--- Begin ---

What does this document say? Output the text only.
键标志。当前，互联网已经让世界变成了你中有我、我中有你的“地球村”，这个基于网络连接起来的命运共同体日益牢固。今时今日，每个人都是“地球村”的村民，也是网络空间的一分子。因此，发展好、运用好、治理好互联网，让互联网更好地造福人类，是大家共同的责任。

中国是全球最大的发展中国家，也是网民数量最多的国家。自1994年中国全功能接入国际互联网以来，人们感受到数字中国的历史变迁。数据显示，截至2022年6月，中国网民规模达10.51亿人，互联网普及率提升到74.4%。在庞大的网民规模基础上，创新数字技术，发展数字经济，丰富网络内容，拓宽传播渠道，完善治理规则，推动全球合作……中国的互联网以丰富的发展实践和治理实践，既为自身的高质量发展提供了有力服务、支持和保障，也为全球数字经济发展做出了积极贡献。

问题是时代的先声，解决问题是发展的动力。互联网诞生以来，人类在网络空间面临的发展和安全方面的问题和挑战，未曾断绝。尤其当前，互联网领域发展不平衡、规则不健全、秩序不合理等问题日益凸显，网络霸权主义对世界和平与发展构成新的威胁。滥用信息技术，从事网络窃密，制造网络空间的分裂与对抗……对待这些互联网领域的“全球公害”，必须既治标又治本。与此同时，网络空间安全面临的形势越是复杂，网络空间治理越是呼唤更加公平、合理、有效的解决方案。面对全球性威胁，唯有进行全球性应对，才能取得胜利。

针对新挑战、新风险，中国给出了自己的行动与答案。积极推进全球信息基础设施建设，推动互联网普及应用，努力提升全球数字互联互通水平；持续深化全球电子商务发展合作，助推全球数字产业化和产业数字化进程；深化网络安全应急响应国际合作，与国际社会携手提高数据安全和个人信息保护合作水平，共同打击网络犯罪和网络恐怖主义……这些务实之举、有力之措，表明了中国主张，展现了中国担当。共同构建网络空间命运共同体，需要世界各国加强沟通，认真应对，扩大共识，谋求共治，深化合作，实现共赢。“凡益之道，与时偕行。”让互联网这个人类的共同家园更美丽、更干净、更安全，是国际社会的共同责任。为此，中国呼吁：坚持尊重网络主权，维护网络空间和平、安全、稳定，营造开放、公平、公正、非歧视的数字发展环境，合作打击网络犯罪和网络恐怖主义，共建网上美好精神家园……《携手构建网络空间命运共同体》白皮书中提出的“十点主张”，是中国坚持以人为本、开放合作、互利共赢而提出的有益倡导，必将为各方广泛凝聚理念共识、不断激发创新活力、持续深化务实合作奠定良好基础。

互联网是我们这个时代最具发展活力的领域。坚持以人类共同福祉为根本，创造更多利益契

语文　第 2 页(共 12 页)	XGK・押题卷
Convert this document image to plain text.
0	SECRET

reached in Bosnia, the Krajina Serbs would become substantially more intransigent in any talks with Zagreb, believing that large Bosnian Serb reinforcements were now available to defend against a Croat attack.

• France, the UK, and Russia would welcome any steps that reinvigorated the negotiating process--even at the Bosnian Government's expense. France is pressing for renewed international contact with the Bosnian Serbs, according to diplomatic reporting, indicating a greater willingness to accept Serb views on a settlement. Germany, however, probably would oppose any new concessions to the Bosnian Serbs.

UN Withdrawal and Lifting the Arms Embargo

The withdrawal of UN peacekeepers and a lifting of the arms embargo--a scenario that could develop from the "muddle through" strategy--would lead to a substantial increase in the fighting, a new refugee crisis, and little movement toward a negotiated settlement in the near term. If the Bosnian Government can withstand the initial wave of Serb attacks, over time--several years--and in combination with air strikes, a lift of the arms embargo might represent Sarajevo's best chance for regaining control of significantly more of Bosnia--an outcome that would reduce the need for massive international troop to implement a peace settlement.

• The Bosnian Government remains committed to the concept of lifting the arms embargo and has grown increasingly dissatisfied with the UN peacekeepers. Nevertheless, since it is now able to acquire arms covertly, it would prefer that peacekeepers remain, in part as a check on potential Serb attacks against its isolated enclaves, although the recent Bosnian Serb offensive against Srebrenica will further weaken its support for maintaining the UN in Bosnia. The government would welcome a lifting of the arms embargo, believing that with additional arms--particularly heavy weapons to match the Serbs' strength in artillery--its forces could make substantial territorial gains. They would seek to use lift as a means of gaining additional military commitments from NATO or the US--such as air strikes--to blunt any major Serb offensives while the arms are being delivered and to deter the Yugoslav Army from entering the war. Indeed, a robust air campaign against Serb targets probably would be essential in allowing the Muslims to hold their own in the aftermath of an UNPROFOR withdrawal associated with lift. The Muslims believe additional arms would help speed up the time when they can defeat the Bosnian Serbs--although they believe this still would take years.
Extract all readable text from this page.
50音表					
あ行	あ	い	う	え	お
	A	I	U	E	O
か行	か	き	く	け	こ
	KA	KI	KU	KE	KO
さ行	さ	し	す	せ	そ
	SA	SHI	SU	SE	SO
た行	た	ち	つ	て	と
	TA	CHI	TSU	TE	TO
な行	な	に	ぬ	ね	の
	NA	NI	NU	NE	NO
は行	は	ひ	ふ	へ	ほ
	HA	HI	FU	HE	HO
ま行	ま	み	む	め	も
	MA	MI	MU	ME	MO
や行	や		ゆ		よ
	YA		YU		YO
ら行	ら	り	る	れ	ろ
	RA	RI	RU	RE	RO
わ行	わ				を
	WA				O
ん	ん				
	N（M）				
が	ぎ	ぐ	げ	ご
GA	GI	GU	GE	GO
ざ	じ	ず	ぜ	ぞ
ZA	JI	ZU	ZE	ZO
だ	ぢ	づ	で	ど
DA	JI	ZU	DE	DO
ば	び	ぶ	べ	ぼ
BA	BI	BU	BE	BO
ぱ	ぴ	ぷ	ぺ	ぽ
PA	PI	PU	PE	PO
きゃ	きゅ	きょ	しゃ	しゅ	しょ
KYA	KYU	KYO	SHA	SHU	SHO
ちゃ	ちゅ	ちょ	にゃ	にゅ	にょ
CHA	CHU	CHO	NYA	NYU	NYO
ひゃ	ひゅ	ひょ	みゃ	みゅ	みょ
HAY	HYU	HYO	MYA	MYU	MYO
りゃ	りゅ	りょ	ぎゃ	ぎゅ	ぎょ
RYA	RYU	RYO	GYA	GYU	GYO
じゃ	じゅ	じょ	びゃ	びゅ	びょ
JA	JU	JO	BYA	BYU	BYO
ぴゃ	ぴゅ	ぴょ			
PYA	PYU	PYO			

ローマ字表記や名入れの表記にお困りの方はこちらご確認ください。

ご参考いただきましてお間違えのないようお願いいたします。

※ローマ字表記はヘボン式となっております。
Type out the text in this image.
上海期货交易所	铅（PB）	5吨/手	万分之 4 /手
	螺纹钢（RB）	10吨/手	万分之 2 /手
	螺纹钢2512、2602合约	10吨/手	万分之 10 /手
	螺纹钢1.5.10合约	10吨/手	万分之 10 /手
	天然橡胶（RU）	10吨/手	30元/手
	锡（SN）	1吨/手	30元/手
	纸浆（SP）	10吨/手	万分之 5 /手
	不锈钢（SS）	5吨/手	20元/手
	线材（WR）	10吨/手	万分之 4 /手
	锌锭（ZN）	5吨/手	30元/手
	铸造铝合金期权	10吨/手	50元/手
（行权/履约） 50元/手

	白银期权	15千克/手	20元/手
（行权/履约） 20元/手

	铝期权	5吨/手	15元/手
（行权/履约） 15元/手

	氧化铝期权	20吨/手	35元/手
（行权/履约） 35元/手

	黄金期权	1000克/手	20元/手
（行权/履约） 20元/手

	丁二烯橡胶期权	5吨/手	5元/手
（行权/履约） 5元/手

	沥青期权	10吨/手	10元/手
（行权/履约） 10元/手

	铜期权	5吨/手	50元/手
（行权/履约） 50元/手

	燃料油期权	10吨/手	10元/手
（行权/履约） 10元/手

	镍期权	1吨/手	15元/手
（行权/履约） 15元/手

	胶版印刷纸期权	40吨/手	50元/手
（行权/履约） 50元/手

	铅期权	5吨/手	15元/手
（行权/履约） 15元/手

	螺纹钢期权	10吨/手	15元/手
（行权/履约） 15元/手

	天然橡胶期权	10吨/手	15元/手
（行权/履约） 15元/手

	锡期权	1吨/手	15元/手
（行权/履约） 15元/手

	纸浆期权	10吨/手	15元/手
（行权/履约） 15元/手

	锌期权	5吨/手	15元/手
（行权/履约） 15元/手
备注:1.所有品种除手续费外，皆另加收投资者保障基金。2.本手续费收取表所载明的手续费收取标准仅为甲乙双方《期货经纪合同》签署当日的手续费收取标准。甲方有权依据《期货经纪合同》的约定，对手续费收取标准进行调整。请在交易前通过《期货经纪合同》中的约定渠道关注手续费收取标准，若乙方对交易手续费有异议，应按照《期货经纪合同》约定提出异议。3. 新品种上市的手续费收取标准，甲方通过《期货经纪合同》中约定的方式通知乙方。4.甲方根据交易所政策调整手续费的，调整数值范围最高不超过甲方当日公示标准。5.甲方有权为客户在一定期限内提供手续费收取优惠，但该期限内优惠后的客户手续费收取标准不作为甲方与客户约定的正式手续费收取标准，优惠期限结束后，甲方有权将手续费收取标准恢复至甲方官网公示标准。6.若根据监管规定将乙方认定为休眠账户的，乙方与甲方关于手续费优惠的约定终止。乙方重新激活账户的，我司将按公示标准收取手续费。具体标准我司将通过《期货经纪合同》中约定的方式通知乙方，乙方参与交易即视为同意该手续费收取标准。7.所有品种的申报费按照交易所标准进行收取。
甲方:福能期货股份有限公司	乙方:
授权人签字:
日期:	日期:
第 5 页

--- End ---

_TASK TO CARRY OUT_
Which lines contain "document"? Copy each of them out.

_FINAL ANSWER_
What does this document say? Output the text only.
Convert this document image to plain text.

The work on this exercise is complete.